DATA IN THIS EXERCISE
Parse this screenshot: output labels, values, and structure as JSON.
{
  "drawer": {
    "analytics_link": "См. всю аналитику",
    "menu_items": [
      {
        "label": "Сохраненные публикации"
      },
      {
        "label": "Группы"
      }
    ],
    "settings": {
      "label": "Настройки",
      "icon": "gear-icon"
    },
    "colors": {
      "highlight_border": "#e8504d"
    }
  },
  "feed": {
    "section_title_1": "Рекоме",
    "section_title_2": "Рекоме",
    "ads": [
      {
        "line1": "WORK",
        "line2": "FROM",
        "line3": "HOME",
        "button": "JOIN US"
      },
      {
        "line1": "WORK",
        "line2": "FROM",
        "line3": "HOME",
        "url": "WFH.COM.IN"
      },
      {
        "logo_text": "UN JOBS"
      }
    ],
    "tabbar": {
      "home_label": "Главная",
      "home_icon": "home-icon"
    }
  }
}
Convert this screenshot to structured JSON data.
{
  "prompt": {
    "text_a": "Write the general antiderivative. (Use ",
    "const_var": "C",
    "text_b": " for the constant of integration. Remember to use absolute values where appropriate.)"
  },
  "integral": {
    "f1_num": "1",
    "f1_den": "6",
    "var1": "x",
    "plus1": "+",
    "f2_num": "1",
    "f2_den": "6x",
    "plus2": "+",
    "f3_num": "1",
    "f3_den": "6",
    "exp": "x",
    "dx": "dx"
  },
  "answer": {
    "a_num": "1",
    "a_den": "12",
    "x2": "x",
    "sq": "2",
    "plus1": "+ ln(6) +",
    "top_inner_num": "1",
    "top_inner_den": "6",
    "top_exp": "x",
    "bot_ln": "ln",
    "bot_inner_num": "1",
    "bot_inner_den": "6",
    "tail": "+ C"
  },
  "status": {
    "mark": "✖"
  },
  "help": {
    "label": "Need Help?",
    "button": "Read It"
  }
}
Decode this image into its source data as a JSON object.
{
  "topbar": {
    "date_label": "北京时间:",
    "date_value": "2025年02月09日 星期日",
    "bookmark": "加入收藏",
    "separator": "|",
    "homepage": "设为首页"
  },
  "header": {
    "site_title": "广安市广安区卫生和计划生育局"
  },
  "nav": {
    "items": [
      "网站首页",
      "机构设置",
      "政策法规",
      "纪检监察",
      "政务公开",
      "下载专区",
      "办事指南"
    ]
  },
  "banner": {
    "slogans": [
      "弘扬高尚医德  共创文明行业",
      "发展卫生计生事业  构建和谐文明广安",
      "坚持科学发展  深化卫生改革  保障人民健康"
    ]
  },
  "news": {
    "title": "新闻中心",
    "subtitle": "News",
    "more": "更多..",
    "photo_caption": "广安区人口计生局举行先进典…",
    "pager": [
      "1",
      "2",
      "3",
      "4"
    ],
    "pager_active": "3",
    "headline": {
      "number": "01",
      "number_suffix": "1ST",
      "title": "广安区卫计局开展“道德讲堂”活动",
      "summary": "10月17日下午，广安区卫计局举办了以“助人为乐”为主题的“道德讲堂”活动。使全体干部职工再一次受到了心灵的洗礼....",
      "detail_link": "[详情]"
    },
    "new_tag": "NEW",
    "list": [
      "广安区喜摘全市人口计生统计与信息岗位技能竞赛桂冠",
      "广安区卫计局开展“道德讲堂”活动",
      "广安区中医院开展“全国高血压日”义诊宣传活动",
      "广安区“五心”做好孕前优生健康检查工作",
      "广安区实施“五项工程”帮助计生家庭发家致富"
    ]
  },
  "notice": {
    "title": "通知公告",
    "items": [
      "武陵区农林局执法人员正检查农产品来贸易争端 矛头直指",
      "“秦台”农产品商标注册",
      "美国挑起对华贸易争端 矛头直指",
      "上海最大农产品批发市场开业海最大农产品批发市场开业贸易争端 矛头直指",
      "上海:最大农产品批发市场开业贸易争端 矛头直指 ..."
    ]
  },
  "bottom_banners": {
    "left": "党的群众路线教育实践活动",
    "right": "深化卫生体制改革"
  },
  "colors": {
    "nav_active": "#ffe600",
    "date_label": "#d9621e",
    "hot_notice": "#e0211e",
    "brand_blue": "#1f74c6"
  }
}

WORK TO COMPLETE
Type out the full listing again, exactly as given.

THE SOLUTION
Parse this screenshot: output labels, values, and structure as JSON.
{
  "drawer": {
    "analytics_link": "См. всю аналитику",
    "menu_items": [
      {
        "label": "Сохраненные публикации"
      },
      {
        "label": "Группы"
      }
    ],
    "settings": {
      "label": "Настройки",
      "icon": "gear-icon"
    },
    "colors": {
      "highlight_border": "#e8504d"
    }
  },
  "feed": {
    "section_title_1": "Рекоме",
    "section_title_2": "Рекоме",
    "ads": [
      {
        "line1": "WORK",
        "line2": "FROM",
        "line3": "HOME",
        "button": "JOIN US"
      },
      {
        "line1": "WORK",
        "line2": "FROM",
        "line3": "HOME",
        "url": "WFH.COM.IN"
      },
      {
        "logo_text": "UN JOBS"
      }
    ],
    "tabbar": {
      "home_label": "Главная",
      "home_icon": "home-icon"
    }
  }
}
Convert this screenshot to structured JSON data.
{
  "prompt": {
    "text_a": "Write the general antiderivative. (Use ",
    "const_var": "C",
    "text_b": " for the constant of integration. Remember to use absolute values where appropriate.)"
  },
  "integral": {
    "f1_num": "1",
    "f1_den": "6",
    "var1": "x",
    "plus1": "+",
    "f2_num": "1",
    "f2_den": "6x",
    "plus2": "+",
    "f3_num": "1",
    "f3_den": "6",
    "exp": "x",
    "dx": "dx"
  },
  "answer": {
    "a_num": "1",
    "a_den": "12",
    "x2": "x",
    "sq": "2",
    "plus1": "+ ln(6) +",
    "top_inner_num": "1",
    "top_inner_den": "6",
    "top_exp": "x",
    "bot_ln": "ln",
    "bot_inner_num": "1",
    "bot_inner_den": "6",
    "tail": "+ C"
  },
  "status": {
    "mark": "✖"
  },
  "help": {
    "label": "Need Help?",
    "button": "Read It"
  }
}
Decode this image into its source data as a JSON object.
{
  "topbar": {
    "date_label": "北京时间:",
    "date_value": "2025年02月09日 星期日",
    "bookmark": "加入收藏",
    "separator": "|",
    "homepage": "设为首页"
  },
  "header": {
    "site_title": "广安市广安区卫生和计划生育局"
  },
  "nav": {
    "items": [
      "网站首页",
      "机构设置",
      "政策法规",
      "纪检监察",
      "政务公开",
      "下载专区",
      "办事指南"
    ]
  },
  "banner": {
    "slogans": [
      "弘扬高尚医德  共创文明行业",
      "发展卫生计生事业  构建和谐文明广安",
      "坚持科学发展  深化卫生改革  保障人民健康"
    ]
  },
  "news": {
    "title": "新闻中心",
    "subtitle": "News",
    "more": "更多..",
    "photo_caption": "广安区人口计生局举行先进典…",
    "pager": [
      "1",
      "2",
      "3",
      "4"
    ],
    "pager_active": "3",
    "headline": {
      "number": "01",
      "number_suffix": "1ST",
      "title": "广安区卫计局开展“道德讲堂”活动",
      "summary": "10月17日下午，广安区卫计局举办了以“助人为乐”为主题的“道德讲堂”活动。使全体干部职工再一次受到了心灵的洗礼....",
      "detail_link": "[详情]"
    },
    "new_tag": "NEW",
    "list": [
      "广安区喜摘全市人口计生统计与信息岗位技能竞赛桂冠",
      "广安区卫计局开展“道德讲堂”活动",
      "广安区中医院开展“全国高血压日”义诊宣传活动",
      "广安区“五心”做好孕前优生健康检查工作",
      "广安区实施“五项工程”帮助计生家庭发家致富"
    ]
  },
  "notice": {
    "title": "通知公告",
    "items": [
      "武陵区农林局执法人员正检查农产品来贸易争端 矛头直指",
      "“秦台”农产品商标注册",
      "美国挑起对华贸易争端 矛头直指",
      "上海最大农产品批发市场开业海最大农产品批发市场开业贸易争端 矛头直指",
      "上海:最大农产品批发市场开业贸易争端 矛头直指 ..."
    ]
  },
  "bottom_banners": {
    "left": "党的群众路线教育实践活动",
    "right": "深化卫生体制改革"
  },
  "colors": {
    "nav_active": "#ffe600",
    "date_label": "#d9621e",
    "hot_notice": "#e0211e",
    "brand_blue": "#1f74c6"
  }
}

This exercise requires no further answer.